- **Stated task**: Reproduce the data exactly.
--- begin Provided entries ---
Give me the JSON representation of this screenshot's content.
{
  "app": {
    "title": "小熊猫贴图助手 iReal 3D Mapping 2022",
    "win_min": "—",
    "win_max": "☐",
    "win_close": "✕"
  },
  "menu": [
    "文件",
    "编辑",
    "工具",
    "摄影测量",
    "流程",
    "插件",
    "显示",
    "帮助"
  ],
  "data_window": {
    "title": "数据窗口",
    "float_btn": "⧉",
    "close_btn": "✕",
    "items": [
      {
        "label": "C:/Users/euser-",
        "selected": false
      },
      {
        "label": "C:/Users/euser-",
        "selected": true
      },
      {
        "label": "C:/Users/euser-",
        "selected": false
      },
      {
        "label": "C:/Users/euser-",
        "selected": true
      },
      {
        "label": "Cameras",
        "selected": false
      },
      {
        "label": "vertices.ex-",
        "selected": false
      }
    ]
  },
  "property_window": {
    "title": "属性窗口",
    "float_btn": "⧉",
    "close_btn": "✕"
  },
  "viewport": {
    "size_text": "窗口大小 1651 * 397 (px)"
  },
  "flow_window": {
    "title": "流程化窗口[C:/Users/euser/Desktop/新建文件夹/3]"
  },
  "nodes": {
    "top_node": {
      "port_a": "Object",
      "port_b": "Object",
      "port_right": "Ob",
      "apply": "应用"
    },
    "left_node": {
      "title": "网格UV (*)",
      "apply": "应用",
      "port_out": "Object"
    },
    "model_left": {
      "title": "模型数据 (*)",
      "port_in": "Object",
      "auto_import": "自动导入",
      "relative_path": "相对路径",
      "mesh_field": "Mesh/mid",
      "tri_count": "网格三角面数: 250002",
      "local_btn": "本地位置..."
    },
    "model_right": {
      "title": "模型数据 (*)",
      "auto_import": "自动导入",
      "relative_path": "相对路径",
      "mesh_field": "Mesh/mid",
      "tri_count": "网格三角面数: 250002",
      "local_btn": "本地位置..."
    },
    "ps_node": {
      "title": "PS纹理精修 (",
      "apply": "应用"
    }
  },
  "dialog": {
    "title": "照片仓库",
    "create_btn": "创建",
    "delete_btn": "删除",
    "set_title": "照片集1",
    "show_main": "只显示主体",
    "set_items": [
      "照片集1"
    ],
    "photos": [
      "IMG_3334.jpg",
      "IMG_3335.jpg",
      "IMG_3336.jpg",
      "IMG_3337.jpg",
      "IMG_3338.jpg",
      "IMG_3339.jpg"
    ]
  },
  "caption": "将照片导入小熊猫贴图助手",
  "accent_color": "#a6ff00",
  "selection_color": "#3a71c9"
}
--- end Provided entries ---
- **Output of the task**:
Give me the JSON representation of this screenshot's content.
{
  "app": {
    "title": "小熊猫贴图助手 iReal 3D Mapping 2022",
    "win_min": "—",
    "win_max": "☐",
    "win_close": "✕"
  },
  "menu": [
    "文件",
    "编辑",
    "工具",
    "摄影测量",
    "流程",
    "插件",
    "显示",
    "帮助"
  ],
  "data_window": {
    "title": "数据窗口",
    "float_btn": "⧉",
    "close_btn": "✕",
    "items": [
      {
        "label": "C:/Users/euser-",
        "selected": false
      },
      {
        "label": "C:/Users/euser-",
        "selected": true
      },
      {
        "label": "C:/Users/euser-",
        "selected": false
      },
      {
        "label": "C:/Users/euser-",
        "selected": true
      },
      {
        "label": "Cameras",
        "selected": false
      },
      {
        "label": "vertices.ex-",
        "selected": false
      }
    ]
  },
  "property_window": {
    "title": "属性窗口",
    "float_btn": "⧉",
    "close_btn": "✕"
  },
  "viewport": {
    "size_text": "窗口大小 1651 * 397 (px)"
  },
  "flow_window": {
    "title": "流程化窗口[C:/Users/euser/Desktop/新建文件夹/3]"
  },
  "nodes": {
    "top_node": {
      "port_a": "Object",
      "port_b": "Object",
      "port_right": "Ob",
      "apply": "应用"
    },
    "left_node": {
      "title": "网格UV (*)",
      "apply": "应用",
      "port_out": "Object"
    },
    "model_left": {
      "title": "模型数据 (*)",
      "port_in": "Object",
      "auto_import": "自动导入",
      "relative_path": "相对路径",
      "mesh_field": "Mesh/mid",
      "tri_count": "网格三角面数: 250002",
      "local_btn": "本地位置..."
    },
    "model_right": {
      "title": "模型数据 (*)",
      "auto_import": "自动导入",
      "relative_path": "相对路径",
      "mesh_field": "Mesh/mid",
      "tri_count": "网格三角面数: 250002",
      "local_btn": "本地位置..."
    },
    "ps_node": {
      "title": "PS纹理精修 (",
      "apply": "应用"
    }
  },
  "dialog": {
    "title": "照片仓库",
    "create_btn": "创建",
    "delete_btn": "删除",
    "set_title": "照片集1",
    "show_main": "只显示主体",
    "set_items": [
      "照片集1"
    ],
    "photos": [
      "IMG_3334.jpg",
      "IMG_3335.jpg",
      "IMG_3336.jpg",
      "IMG_3337.jpg",
      "IMG_3338.jpg",
      "IMG_3339.jpg"
    ]
  },
  "caption": "将照片导入小熊猫贴图助手",
  "accent_color": "#a6ff00",
  "selection_color": "#3a71c9"
}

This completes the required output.